Saved entries:
>> START

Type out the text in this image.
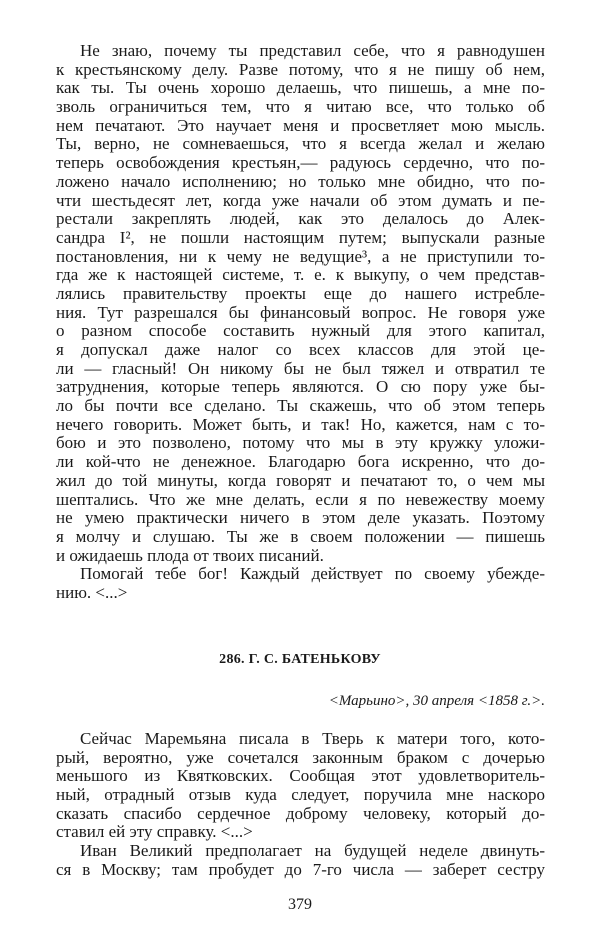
Не знаю, почему ты представил себе, что я равнодушен
к крестьянскому делу. Разве потому, что я не пишу об нем,
как ты. Ты очень хорошо делаешь, что пишешь, а мне по-
зволь ограничиться тем, что я читаю все, что только об
нем печатают. Это научает меня и просветляет мою мысль.
Ты, верно, не сомневаешься, что я всегда желал и желаю
теперь освобождения крестьян,— радуюсь сердечно, что по-
ложено начало исполнению; но только мне обидно, что по-
чти шестьдесят лет, когда уже начали об этом думать и пе-
рестали закреплять людей, как это делалось до Алек-
сандра I², не пошли настоящим путем; выпускали разные
постановления, ни к чему не ведущие³, а не приступили то-
гда же к настоящей системе, т. е. к выкупу, о чем представ-
лялись правительству проекты еще до нашего истребле-
ния. Тут разрешался бы финансовый вопрос. Не говоря уже
о разном способе составить нужный для этого капитал,
я допускал даже налог со всех классов для этой це-
ли — гласный! Он никому бы не был тяжел и отвратил те
затруднения, которые теперь являются. О сю пору уже бы-
ло бы почти все сделано. Ты скажешь, что об этом теперь
нечего говорить. Может быть, и так! Но, кажется, нам с то-
бою и это позволено, потому что мы в эту кружку уложи-
ли кой-что не денежное. Благодарю бога искренно, что до-
жил до той минуты, когда говорят и печатают то, о чем мы
шептались. Что же мне делать, если я по невежеству моему
не умею практически ничего в этом деле указать. Поэтому
я молчу и слушаю. Ты же в своем положении — пишешь
и ожидаешь плода от твоих писаний.
Помогай тебе бог! Каждый действует по своему убежде-
нию. <...>
286. Г. С. БАТЕНЬКОВУ
<Марьино>, 30 апреля <1858 г.>.
Сейчас Маремьяна писала в Тверь к матери того, кото-
рый, вероятно, уже сочетался законным браком с дочерью
меньшого из Квятковских. Сообщая этот удовлетворитель-
ный, отрадный отзыв куда следует, поручила мне наскоро
сказать спасибо сердечное доброму человеку, который до-
ставил ей эту справку. <...>
Иван Великий предполагает на будущей неделе двинуть-
ся в Москву; там пробудет до 7-го числа — заберет сестру
379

>> END

* [EXERCISE AIM]: Reproduce every line of the material precisely, omitting its pictures.

* [RIGHT ANSWER]:
Type out the text in this image.
Не знаю, почему ты представил себе, что я равнодушен
к крестьянскому делу. Разве потому, что я не пишу об нем,
как ты. Ты очень хорошо делаешь, что пишешь, а мне по-
зволь ограничиться тем, что я читаю все, что только об
нем печатают. Это научает меня и просветляет мою мысль.
Ты, верно, не сомневаешься, что я всегда желал и желаю
теперь освобождения крестьян,— радуюсь сердечно, что по-
ложено начало исполнению; но только мне обидно, что по-
чти шестьдесят лет, когда уже начали об этом думать и пе-
рестали закреплять людей, как это делалось до Алек-
сандра I², не пошли настоящим путем; выпускали разные
постановления, ни к чему не ведущие³, а не приступили то-
гда же к настоящей системе, т. е. к выкупу, о чем представ-
лялись правительству проекты еще до нашего истребле-
ния. Тут разрешался бы финансовый вопрос. Не говоря уже
о разном способе составить нужный для этого капитал,
я допускал даже налог со всех классов для этой це-
ли — гласный! Он никому бы не был тяжел и отвратил те
затруднения, которые теперь являются. О сю пору уже бы-
ло бы почти все сделано. Ты скажешь, что об этом теперь
нечего говорить. Может быть, и так! Но, кажется, нам с то-
бою и это позволено, потому что мы в эту кружку уложи-
ли кой-что не денежное. Благодарю бога искренно, что до-
жил до той минуты, когда говорят и печатают то, о чем мы
шептались. Что же мне делать, если я по невежеству моему
не умею практически ничего в этом деле указать. Поэтому
я молчу и слушаю. Ты же в своем положении — пишешь
и ожидаешь плода от твоих писаний.
Помогай тебе бог! Каждый действует по своему убежде-
нию. <...>
286. Г. С. БАТЕНЬКОВУ
<Марьино>, 30 апреля <1858 г.>.
Сейчас Маремьяна писала в Тверь к матери того, кото-
рый, вероятно, уже сочетался законным браком с дочерью
меньшого из Квятковских. Сообщая этот удовлетворитель-
ный, отрадный отзыв куда следует, поручила мне наскоро
сказать спасибо сердечное доброму человеку, который до-
ставил ей эту справку. <...>
Иван Великий предполагает на будущей неделе двинуть-
ся в Москву; там пробудет до 7-го числа — заберет сестру
379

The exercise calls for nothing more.